Task instructions: Locate the string "LIGHT" in the records below. Copy every line where it occurs.

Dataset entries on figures
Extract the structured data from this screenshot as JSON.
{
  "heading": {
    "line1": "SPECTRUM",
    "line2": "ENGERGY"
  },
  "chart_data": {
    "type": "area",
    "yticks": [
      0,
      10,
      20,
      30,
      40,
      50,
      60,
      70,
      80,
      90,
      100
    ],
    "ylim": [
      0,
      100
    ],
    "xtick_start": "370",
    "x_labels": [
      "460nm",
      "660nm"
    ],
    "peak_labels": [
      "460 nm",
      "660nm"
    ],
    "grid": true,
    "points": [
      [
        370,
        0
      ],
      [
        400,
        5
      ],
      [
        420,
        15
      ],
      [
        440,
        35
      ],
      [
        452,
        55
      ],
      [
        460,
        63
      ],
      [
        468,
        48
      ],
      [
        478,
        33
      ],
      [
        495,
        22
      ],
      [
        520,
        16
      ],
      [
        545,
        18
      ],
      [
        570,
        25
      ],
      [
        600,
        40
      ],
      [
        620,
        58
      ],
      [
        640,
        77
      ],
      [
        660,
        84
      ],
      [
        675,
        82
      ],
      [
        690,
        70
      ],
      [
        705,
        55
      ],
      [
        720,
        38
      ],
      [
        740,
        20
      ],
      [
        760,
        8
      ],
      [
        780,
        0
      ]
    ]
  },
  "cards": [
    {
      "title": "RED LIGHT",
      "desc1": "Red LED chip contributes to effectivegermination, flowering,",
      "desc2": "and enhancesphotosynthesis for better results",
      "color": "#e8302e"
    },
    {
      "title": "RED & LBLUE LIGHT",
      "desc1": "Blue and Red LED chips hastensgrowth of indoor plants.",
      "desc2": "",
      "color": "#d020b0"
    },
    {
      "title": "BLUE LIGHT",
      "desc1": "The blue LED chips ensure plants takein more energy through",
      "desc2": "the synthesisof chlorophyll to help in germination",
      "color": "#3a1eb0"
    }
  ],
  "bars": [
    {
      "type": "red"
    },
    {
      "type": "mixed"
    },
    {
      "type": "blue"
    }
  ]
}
--
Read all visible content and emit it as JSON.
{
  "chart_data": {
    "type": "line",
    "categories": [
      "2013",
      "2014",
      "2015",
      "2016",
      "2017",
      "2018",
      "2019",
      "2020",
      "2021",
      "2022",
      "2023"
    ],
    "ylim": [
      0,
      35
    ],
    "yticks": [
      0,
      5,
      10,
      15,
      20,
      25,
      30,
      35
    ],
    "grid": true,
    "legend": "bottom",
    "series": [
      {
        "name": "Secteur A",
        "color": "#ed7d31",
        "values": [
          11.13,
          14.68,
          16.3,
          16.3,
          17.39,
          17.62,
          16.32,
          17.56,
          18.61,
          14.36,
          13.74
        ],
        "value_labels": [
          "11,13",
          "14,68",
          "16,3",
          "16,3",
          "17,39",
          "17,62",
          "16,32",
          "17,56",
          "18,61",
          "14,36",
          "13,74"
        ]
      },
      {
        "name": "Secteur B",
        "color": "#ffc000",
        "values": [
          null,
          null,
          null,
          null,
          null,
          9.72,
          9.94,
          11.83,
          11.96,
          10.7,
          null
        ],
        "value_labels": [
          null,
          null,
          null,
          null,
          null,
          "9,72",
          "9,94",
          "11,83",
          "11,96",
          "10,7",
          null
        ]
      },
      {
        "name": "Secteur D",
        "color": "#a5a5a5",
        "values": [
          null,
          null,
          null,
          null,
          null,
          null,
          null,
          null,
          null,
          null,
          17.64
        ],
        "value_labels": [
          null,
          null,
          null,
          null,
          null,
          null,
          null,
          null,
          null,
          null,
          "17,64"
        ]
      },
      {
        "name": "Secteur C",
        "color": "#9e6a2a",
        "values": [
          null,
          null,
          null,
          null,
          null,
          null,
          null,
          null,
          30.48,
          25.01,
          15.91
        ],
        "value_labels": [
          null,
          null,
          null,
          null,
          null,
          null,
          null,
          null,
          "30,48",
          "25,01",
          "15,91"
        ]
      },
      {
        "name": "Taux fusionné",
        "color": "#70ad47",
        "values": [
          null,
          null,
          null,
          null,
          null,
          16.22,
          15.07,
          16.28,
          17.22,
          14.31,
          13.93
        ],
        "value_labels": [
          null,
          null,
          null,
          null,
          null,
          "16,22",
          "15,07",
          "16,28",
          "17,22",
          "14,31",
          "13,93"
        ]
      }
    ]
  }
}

Response below:
      "title": "RED LIGHT",
      "title": "RED & LBLUE LIGHT",
      "title": "BLUE LIGHT",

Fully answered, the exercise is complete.